_Data to use_:
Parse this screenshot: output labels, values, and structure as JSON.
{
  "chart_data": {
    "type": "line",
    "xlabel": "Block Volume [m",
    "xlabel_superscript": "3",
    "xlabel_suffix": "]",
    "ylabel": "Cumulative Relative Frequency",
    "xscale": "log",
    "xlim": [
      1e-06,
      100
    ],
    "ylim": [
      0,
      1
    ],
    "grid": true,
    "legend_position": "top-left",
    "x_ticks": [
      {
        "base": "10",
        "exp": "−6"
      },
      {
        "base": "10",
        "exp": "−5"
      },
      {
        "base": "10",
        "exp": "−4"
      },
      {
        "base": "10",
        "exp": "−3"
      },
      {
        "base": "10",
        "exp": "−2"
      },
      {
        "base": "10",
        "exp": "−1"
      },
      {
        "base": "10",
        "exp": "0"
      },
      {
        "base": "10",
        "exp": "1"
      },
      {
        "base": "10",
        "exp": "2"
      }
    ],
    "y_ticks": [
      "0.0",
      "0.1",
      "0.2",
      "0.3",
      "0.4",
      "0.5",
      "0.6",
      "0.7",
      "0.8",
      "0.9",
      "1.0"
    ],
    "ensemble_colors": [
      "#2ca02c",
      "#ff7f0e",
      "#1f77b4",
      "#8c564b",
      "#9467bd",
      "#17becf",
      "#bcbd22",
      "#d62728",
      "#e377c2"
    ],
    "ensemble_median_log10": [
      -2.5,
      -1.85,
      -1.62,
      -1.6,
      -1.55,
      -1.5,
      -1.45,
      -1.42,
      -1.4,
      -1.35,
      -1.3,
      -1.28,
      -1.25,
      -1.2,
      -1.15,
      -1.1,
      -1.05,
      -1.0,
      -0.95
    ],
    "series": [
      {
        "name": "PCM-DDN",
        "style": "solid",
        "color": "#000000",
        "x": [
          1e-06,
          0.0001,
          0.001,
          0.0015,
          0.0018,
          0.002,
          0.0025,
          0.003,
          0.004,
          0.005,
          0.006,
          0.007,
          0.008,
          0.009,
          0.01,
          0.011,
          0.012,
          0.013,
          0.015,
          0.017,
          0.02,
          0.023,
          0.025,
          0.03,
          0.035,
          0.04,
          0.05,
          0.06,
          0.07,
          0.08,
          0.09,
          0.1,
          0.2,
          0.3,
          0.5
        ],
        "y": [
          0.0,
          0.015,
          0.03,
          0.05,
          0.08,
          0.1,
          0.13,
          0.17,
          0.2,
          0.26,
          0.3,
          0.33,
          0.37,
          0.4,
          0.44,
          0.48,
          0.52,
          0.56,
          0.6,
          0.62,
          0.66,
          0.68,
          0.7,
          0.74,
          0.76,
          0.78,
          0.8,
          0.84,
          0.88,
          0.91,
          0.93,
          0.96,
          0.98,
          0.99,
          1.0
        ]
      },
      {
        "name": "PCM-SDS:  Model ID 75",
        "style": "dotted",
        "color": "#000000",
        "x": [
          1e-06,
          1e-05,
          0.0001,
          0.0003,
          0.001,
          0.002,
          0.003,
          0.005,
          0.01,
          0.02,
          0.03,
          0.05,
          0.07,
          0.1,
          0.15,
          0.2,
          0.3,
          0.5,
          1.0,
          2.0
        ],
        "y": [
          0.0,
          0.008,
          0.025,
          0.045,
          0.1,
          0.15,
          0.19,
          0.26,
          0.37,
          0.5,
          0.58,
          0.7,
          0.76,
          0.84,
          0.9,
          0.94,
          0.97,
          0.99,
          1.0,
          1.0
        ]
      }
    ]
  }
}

_Request_:
Print out every record again, exactly and in full.

_Response to the task_:
Parse this screenshot: output labels, values, and structure as JSON.
{
  "chart_data": {
    "type": "line",
    "xlabel": "Block Volume [m",
    "xlabel_superscript": "3",
    "xlabel_suffix": "]",
    "ylabel": "Cumulative Relative Frequency",
    "xscale": "log",
    "xlim": [
      1e-06,
      100
    ],
    "ylim": [
      0,
      1
    ],
    "grid": true,
    "legend_position": "top-left",
    "x_ticks": [
      {
        "base": "10",
        "exp": "−6"
      },
      {
        "base": "10",
        "exp": "−5"
      },
      {
        "base": "10",
        "exp": "−4"
      },
      {
        "base": "10",
        "exp": "−3"
      },
      {
        "base": "10",
        "exp": "−2"
      },
      {
        "base": "10",
        "exp": "−1"
      },
      {
        "base": "10",
        "exp": "0"
      },
      {
        "base": "10",
        "exp": "1"
      },
      {
        "base": "10",
        "exp": "2"
      }
    ],
    "y_ticks": [
      "0.0",
      "0.1",
      "0.2",
      "0.3",
      "0.4",
      "0.5",
      "0.6",
      "0.7",
      "0.8",
      "0.9",
      "1.0"
    ],
    "ensemble_colors": [
      "#2ca02c",
      "#ff7f0e",
      "#1f77b4",
      "#8c564b",
      "#9467bd",
      "#17becf",
      "#bcbd22",
      "#d62728",
      "#e377c2"
    ],
    "ensemble_median_log10": [
      -2.5,
      -1.85,
      -1.62,
      -1.6,
      -1.55,
      -1.5,
      -1.45,
      -1.42,
      -1.4,
      -1.35,
      -1.3,
      -1.28,
      -1.25,
      -1.2,
      -1.15,
      -1.1,
      -1.05,
      -1.0,
      -0.95
    ],
    "series": [
      {
        "name": "PCM-DDN",
        "style": "solid",
        "color": "#000000",
        "x": [
          1e-06,
          0.0001,
          0.001,
          0.0015,
          0.0018,
          0.002,
          0.0025,
          0.003,
          0.004,
          0.005,
          0.006,
          0.007,
          0.008,
          0.009,
          0.01,
          0.011,
          0.012,
          0.013,
          0.015,
          0.017,
          0.02,
          0.023,
          0.025,
          0.03,
          0.035,
          0.04,
          0.05,
          0.06,
          0.07,
          0.08,
          0.09,
          0.1,
          0.2,
          0.3,
          0.5
        ],
        "y": [
          0.0,
          0.015,
          0.03,
          0.05,
          0.08,
          0.1,
          0.13,
          0.17,
          0.2,
          0.26,
          0.3,
          0.33,
          0.37,
          0.4,
          0.44,
          0.48,
          0.52,
          0.56,
          0.6,
          0.62,
          0.66,
          0.68,
          0.7,
          0.74,
          0.76,
          0.78,
          0.8,
          0.84,
          0.88,
          0.91,
          0.93,
          0.96,
          0.98,
          0.99,
          1.0
        ]
      },
      {
        "name": "PCM-SDS:  Model ID 75",
        "style": "dotted",
        "color": "#000000",
        "x": [
          1e-06,
          1e-05,
          0.0001,
          0.0003,
          0.001,
          0.002,
          0.003,
          0.005,
          0.01,
          0.02,
          0.03,
          0.05,
          0.07,
          0.1,
          0.15,
          0.2,
          0.3,
          0.5,
          1.0,
          2.0
        ],
        "y": [
          0.0,
          0.008,
          0.025,
          0.045,
          0.1,
          0.15,
          0.19,
          0.26,
          0.37,
          0.5,
          0.58,
          0.7,
          0.76,
          0.84,
          0.9,
          0.94,
          0.97,
          0.99,
          1.0,
          1.0
        ]
      }
    ]
  }
}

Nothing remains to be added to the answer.